• **Dataset content**:
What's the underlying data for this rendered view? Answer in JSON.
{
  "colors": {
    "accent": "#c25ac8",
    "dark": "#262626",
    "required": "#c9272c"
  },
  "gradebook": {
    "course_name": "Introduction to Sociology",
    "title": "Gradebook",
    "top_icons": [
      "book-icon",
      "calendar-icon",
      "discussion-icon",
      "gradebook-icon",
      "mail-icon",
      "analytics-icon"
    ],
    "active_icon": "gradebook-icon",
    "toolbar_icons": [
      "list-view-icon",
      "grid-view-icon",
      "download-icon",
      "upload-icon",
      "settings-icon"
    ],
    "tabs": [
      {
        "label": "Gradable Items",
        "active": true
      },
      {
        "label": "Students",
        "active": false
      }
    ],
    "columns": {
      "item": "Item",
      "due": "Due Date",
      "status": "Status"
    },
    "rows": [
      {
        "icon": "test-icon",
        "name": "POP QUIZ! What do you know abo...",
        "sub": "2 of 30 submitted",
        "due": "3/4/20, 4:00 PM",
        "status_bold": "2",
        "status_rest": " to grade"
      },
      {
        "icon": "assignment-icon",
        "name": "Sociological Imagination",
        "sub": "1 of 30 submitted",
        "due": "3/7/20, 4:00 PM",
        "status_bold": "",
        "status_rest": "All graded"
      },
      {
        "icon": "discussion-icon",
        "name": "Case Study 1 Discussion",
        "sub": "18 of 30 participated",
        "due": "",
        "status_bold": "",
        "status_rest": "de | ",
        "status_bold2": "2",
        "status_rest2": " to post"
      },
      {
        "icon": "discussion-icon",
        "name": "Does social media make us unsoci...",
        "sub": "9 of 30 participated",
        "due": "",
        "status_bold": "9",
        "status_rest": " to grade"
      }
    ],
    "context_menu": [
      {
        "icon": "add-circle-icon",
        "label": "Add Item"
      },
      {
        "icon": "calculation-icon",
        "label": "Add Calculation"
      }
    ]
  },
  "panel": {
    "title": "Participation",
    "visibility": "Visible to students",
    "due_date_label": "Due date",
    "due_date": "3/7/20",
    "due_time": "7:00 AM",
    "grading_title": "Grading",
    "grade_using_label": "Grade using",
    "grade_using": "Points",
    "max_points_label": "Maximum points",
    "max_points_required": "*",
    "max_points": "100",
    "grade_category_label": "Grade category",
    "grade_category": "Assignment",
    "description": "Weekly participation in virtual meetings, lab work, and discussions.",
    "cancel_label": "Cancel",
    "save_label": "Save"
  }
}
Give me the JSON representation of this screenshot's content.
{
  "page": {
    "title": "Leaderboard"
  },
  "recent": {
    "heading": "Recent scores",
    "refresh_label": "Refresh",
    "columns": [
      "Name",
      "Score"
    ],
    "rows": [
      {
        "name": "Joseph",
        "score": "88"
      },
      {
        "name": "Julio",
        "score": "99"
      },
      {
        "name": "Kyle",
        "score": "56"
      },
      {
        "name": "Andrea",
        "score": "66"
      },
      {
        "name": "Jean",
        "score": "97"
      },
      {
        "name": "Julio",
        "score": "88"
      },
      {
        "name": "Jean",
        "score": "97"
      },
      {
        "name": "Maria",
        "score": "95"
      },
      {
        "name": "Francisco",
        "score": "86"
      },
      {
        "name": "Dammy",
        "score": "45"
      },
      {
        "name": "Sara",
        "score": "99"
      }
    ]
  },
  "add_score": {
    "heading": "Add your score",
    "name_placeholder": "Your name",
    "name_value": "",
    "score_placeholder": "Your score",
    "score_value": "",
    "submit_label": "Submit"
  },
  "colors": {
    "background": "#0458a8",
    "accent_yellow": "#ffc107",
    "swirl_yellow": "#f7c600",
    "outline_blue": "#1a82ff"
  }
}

• **Set problem**: Reproduce each entry above exactly, keeping every word.

• **Exercise solution**:
What's the underlying data for this rendered view? Answer in JSON.
{
  "colors": {
    "accent": "#c25ac8",
    "dark": "#262626",
    "required": "#c9272c"
  },
  "gradebook": {
    "course_name": "Introduction to Sociology",
    "title": "Gradebook",
    "top_icons": [
      "book-icon",
      "calendar-icon",
      "discussion-icon",
      "gradebook-icon",
      "mail-icon",
      "analytics-icon"
    ],
    "active_icon": "gradebook-icon",
    "toolbar_icons": [
      "list-view-icon",
      "grid-view-icon",
      "download-icon",
      "upload-icon",
      "settings-icon"
    ],
    "tabs": [
      {
        "label": "Gradable Items",
        "active": true
      },
      {
        "label": "Students",
        "active": false
      }
    ],
    "columns": {
      "item": "Item",
      "due": "Due Date",
      "status": "Status"
    },
    "rows": [
      {
        "icon": "test-icon",
        "name": "POP QUIZ! What do you know abo...",
        "sub": "2 of 30 submitted",
        "due": "3/4/20, 4:00 PM",
        "status_bold": "2",
        "status_rest": " to grade"
      },
      {
        "icon": "assignment-icon",
        "name": "Sociological Imagination",
        "sub": "1 of 30 submitted",
        "due": "3/7/20, 4:00 PM",
        "status_bold": "",
        "status_rest": "All graded"
      },
      {
        "icon": "discussion-icon",
        "name": "Case Study 1 Discussion",
        "sub": "18 of 30 participated",
        "due": "",
        "status_bold": "",
        "status_rest": "de | ",
        "status_bold2": "2",
        "status_rest2": " to post"
      },
      {
        "icon": "discussion-icon",
        "name": "Does social media make us unsoci...",
        "sub": "9 of 30 participated",
        "due": "",
        "status_bold": "9",
        "status_rest": " to grade"
      }
    ],
    "context_menu": [
      {
        "icon": "add-circle-icon",
        "label": "Add Item"
      },
      {
        "icon": "calculation-icon",
        "label": "Add Calculation"
      }
    ]
  },
  "panel": {
    "title": "Participation",
    "visibility": "Visible to students",
    "due_date_label": "Due date",
    "due_date": "3/7/20",
    "due_time": "7:00 AM",
    "grading_title": "Grading",
    "grade_using_label": "Grade using",
    "grade_using": "Points",
    "max_points_label": "Maximum points",
    "max_points_required": "*",
    "max_points": "100",
    "grade_category_label": "Grade category",
    "grade_category": "Assignment",
    "description": "Weekly participation in virtual meetings, lab work, and discussions.",
    "cancel_label": "Cancel",
    "save_label": "Save"
  }
}
Give me the JSON representation of this screenshot's content.
{
  "page": {
    "title": "Leaderboard"
  },
  "recent": {
    "heading": "Recent scores",
    "refresh_label": "Refresh",
    "columns": [
      "Name",
      "Score"
    ],
    "rows": [
      {
        "name": "Joseph",
        "score": "88"
      },
      {
        "name": "Julio",
        "score": "99"
      },
      {
        "name": "Kyle",
        "score": "56"
      },
      {
        "name": "Andrea",
        "score": "66"
      },
      {
        "name": "Jean",
        "score": "97"
      },
      {
        "name": "Julio",
        "score": "88"
      },
      {
        "name": "Jean",
        "score": "97"
      },
      {
        "name": "Maria",
        "score": "95"
      },
      {
        "name": "Francisco",
        "score": "86"
      },
      {
        "name": "Dammy",
        "score": "45"
      },
      {
        "name": "Sara",
        "score": "99"
      }
    ]
  },
  "add_score": {
    "heading": "Add your score",
    "name_placeholder": "Your name",
    "name_value": "",
    "score_placeholder": "Your score",
    "score_value": "",
    "submit_label": "Submit"
  },
  "colors": {
    "background": "#0458a8",
    "accent_yellow": "#ffc107",
    "swirl_yellow": "#f7c600",
    "outline_blue": "#1a82ff"
  }
}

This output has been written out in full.